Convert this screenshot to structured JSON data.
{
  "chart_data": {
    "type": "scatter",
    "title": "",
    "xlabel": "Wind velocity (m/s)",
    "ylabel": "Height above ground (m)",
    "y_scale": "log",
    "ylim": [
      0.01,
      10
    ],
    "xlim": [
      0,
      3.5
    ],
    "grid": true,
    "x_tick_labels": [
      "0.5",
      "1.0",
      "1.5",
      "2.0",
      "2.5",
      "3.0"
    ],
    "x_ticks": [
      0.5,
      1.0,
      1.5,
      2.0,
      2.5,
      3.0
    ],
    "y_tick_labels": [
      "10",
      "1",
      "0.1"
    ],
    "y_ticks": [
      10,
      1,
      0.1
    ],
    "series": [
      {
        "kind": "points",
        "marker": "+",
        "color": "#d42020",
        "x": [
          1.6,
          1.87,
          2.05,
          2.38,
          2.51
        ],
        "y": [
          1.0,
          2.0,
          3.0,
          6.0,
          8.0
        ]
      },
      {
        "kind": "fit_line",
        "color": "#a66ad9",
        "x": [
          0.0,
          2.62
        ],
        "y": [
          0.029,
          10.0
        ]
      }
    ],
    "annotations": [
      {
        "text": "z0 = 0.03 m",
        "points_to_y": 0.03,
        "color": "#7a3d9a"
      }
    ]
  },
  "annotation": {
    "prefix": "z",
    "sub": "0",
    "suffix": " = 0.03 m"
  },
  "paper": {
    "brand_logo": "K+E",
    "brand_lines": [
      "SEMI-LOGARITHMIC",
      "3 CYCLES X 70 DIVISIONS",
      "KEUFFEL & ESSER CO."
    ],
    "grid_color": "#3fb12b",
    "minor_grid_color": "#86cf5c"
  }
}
+++++
• Stated exercise: Copy down the whole of the data above, matching it exactly.

• Written solution:
Convert this screenshot to structured JSON data.
{
  "chart_data": {
    "type": "scatter",
    "title": "",
    "xlabel": "Wind velocity (m/s)",
    "ylabel": "Height above ground (m)",
    "y_scale": "log",
    "ylim": [
      0.01,
      10
    ],
    "xlim": [
      0,
      3.5
    ],
    "grid": true,
    "x_tick_labels": [
      "0.5",
      "1.0",
      "1.5",
      "2.0",
      "2.5",
      "3.0"
    ],
    "x_ticks": [
      0.5,
      1.0,
      1.5,
      2.0,
      2.5,
      3.0
    ],
    "y_tick_labels": [
      "10",
      "1",
      "0.1"
    ],
    "y_ticks": [
      10,
      1,
      0.1
    ],
    "series": [
      {
        "kind": "points",
        "marker": "+",
        "color": "#d42020",
        "x": [
          1.6,
          1.87,
          2.05,
          2.38,
          2.51
        ],
        "y": [
          1.0,
          2.0,
          3.0,
          6.0,
          8.0
        ]
      },
      {
        "kind": "fit_line",
        "color": "#a66ad9",
        "x": [
          0.0,
          2.62
        ],
        "y": [
          0.029,
          10.0
        ]
      }
    ],
    "annotations": [
      {
        "text": "z0 = 0.03 m",
        "points_to_y": 0.03,
        "color": "#7a3d9a"
      }
    ]
  },
  "annotation": {
    "prefix": "z",
    "sub": "0",
    "suffix": " = 0.03 m"
  },
  "paper": {
    "brand_logo": "K+E",
    "brand_lines": [
      "SEMI-LOGARITHMIC",
      "3 CYCLES X 70 DIVISIONS",
      "KEUFFEL & ESSER CO."
    ],
    "grid_color": "#3fb12b",
    "minor_grid_color": "#86cf5c"
  }
}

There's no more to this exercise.